Given instruction – Retype all of the data exactly as given.

### Data shown

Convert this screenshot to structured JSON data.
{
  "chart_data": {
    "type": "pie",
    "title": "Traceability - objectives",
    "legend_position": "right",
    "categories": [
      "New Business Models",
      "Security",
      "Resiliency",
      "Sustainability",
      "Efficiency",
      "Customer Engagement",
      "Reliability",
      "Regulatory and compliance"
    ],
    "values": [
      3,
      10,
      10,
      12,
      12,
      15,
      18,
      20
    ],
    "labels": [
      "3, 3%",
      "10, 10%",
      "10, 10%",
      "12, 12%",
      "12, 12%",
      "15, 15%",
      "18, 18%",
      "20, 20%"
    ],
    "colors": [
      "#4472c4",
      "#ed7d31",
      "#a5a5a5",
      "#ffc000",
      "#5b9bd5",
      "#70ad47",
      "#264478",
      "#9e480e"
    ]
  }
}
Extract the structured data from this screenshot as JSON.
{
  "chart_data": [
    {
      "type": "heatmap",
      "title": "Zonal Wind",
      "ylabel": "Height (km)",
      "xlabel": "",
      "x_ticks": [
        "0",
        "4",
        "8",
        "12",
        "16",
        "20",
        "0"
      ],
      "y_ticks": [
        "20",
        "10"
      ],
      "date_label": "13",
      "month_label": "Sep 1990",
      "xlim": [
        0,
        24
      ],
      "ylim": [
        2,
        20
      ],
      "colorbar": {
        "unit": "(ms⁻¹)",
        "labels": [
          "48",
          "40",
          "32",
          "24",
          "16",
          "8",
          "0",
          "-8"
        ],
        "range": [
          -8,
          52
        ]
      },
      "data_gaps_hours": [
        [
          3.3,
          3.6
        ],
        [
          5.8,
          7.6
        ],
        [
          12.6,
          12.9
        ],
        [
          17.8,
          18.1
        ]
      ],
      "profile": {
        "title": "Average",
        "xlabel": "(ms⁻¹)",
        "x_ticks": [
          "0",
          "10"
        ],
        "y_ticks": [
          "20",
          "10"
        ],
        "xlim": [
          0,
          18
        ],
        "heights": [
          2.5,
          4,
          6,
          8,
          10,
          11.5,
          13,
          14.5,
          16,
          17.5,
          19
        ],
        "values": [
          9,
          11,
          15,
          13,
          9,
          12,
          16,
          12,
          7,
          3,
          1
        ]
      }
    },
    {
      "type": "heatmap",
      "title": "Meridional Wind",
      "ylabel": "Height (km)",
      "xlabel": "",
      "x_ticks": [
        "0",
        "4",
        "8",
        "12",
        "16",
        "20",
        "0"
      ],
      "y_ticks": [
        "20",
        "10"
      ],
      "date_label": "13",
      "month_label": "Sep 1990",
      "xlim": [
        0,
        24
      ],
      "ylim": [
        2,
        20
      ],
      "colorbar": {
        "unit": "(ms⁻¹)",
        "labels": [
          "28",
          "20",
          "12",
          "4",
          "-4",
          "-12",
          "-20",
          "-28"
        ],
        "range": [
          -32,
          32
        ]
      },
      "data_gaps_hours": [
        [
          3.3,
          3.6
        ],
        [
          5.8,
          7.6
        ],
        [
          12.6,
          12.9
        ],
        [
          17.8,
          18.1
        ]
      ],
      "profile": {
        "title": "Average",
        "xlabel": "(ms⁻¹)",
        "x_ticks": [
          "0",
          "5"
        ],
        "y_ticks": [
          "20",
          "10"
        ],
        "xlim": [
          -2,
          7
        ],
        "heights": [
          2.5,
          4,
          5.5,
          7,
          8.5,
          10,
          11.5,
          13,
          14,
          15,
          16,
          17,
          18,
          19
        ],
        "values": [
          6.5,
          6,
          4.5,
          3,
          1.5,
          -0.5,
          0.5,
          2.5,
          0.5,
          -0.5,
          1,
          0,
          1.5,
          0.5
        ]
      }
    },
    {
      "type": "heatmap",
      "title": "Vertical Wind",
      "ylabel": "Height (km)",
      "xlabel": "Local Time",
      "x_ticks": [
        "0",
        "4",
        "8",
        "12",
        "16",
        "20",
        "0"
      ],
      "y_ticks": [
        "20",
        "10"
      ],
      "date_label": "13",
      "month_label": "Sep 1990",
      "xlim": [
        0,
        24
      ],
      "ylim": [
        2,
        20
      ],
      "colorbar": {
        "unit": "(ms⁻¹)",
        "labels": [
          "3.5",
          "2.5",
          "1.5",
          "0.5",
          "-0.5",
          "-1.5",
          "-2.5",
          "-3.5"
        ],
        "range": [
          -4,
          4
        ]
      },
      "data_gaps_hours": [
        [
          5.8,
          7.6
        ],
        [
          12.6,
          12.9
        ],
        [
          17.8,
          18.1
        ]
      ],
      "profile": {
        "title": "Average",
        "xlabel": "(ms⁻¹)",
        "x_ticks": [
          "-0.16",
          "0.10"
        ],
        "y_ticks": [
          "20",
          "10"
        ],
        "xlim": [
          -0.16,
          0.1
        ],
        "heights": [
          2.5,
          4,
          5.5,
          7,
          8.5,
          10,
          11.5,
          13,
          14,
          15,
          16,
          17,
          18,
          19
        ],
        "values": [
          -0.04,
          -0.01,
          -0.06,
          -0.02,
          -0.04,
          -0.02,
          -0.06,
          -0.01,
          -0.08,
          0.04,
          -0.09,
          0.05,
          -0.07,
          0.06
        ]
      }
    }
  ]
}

######

The answer –
Convert this screenshot to structured JSON data.
{
  "chart_data": {
    "type": "pie",
    "title": "Traceability - objectives",
    "legend_position": "right",
    "categories": [
      "New Business Models",
      "Security",
      "Resiliency",
      "Sustainability",
      "Efficiency",
      "Customer Engagement",
      "Reliability",
      "Regulatory and compliance"
    ],
    "values": [
      3,
      10,
      10,
      12,
      12,
      15,
      18,
      20
    ],
    "labels": [
      "3, 3%",
      "10, 10%",
      "10, 10%",
      "12, 12%",
      "12, 12%",
      "15, 15%",
      "18, 18%",
      "20, 20%"
    ],
    "colors": [
      "#4472c4",
      "#ed7d31",
      "#a5a5a5",
      "#ffc000",
      "#5b9bd5",
      "#70ad47",
      "#264478",
      "#9e480e"
    ]
  }
}
Extract the structured data from this screenshot as JSON.
{
  "chart_data": [
    {
      "type": "heatmap",
      "title": "Zonal Wind",
      "ylabel": "Height (km)",
      "xlabel": "",
      "x_ticks": [
        "0",
        "4",
        "8",
        "12",
        "16",
        "20",
        "0"
      ],
      "y_ticks": [
        "20",
        "10"
      ],
      "date_label": "13",
      "month_label": "Sep 1990",
      "xlim": [
        0,
        24
      ],
      "ylim": [
        2,
        20
      ],
      "colorbar": {
        "unit": "(ms⁻¹)",
        "labels": [
          "48",
          "40",
          "32",
          "24",
          "16",
          "8",
          "0",
          "-8"
        ],
        "range": [
          -8,
          52
        ]
      },
      "data_gaps_hours": [
        [
          3.3,
          3.6
        ],
        [
          5.8,
          7.6
        ],
        [
          12.6,
          12.9
        ],
        [
          17.8,
          18.1
        ]
      ],
      "profile": {
        "title": "Average",
        "xlabel": "(ms⁻¹)",
        "x_ticks": [
          "0",
          "10"
        ],
        "y_ticks": [
          "20",
          "10"
        ],
        "xlim": [
          0,
          18
        ],
        "heights": [
          2.5,
          4,
          6,
          8,
          10,
          11.5,
          13,
          14.5,
          16,
          17.5,
          19
        ],
        "values": [
          9,
          11,
          15,
          13,
          9,
          12,
          16,
          12,
          7,
          3,
          1
        ]
      }
    },
    {
      "type": "heatmap",
      "title": "Meridional Wind",
      "ylabel": "Height (km)",
      "xlabel": "",
      "x_ticks": [
        "0",
        "4",
        "8",
        "12",
        "16",
        "20",
        "0"
      ],
      "y_ticks": [
        "20",
        "10"
      ],
      "date_label": "13",
      "month_label": "Sep 1990",
      "xlim": [
        0,
        24
      ],
      "ylim": [
        2,
        20
      ],
      "colorbar": {
        "unit": "(ms⁻¹)",
        "labels": [
          "28",
          "20",
          "12",
          "4",
          "-4",
          "-12",
          "-20",
          "-28"
        ],
        "range": [
          -32,
          32
        ]
      },
      "data_gaps_hours": [
        [
          3.3,
          3.6
        ],
        [
          5.8,
          7.6
        ],
        [
          12.6,
          12.9
        ],
        [
          17.8,
          18.1
        ]
      ],
      "profile": {
        "title": "Average",
        "xlabel": "(ms⁻¹)",
        "x_ticks": [
          "0",
          "5"
        ],
        "y_ticks": [
          "20",
          "10"
        ],
        "xlim": [
          -2,
          7
        ],
        "heights": [
          2.5,
          4,
          5.5,
          7,
          8.5,
          10,
          11.5,
          13,
          14,
          15,
          16,
          17,
          18,
          19
        ],
        "values": [
          6.5,
          6,
          4.5,
          3,
          1.5,
          -0.5,
          0.5,
          2.5,
          0.5,
          -0.5,
          1,
          0,
          1.5,
          0.5
        ]
      }
    },
    {
      "type": "heatmap",
      "title": "Vertical Wind",
      "ylabel": "Height (km)",
      "xlabel": "Local Time",
      "x_ticks": [
        "0",
        "4",
        "8",
        "12",
        "16",
        "20",
        "0"
      ],
      "y_ticks": [
        "20",
        "10"
      ],
      "date_label": "13",
      "month_label": "Sep 1990",
      "xlim": [
        0,
        24
      ],
      "ylim": [
        2,
        20
      ],
      "colorbar": {
        "unit": "(ms⁻¹)",
        "labels": [
          "3.5",
          "2.5",
          "1.5",
          "0.5",
          "-0.5",
          "-1.5",
          "-2.5",
          "-3.5"
        ],
        "range": [
          -4,
          4
        ]
      },
      "data_gaps_hours": [
        [
          5.8,
          7.6
        ],
        [
          12.6,
          12.9
        ],
        [
          17.8,
          18.1
        ]
      ],
      "profile": {
        "title": "Average",
        "xlabel": "(ms⁻¹)",
        "x_ticks": [
          "-0.16",
          "0.10"
        ],
        "y_ticks": [
          "20",
          "10"
        ],
        "xlim": [
          -0.16,
          0.1
        ],
        "heights": [
          2.5,
          4,
          5.5,
          7,
          8.5,
          10,
          11.5,
          13,
          14,
          15,
          16,
          17,
          18,
          19
        ],
        "values": [
          -0.04,
          -0.01,
          -0.06,
          -0.02,
          -0.04,
          -0.02,
          -0.06,
          -0.01,
          -0.08,
          0.04,
          -0.09,
          0.05,
          -0.07,
          0.06
        ]
      }
    }
  ]
}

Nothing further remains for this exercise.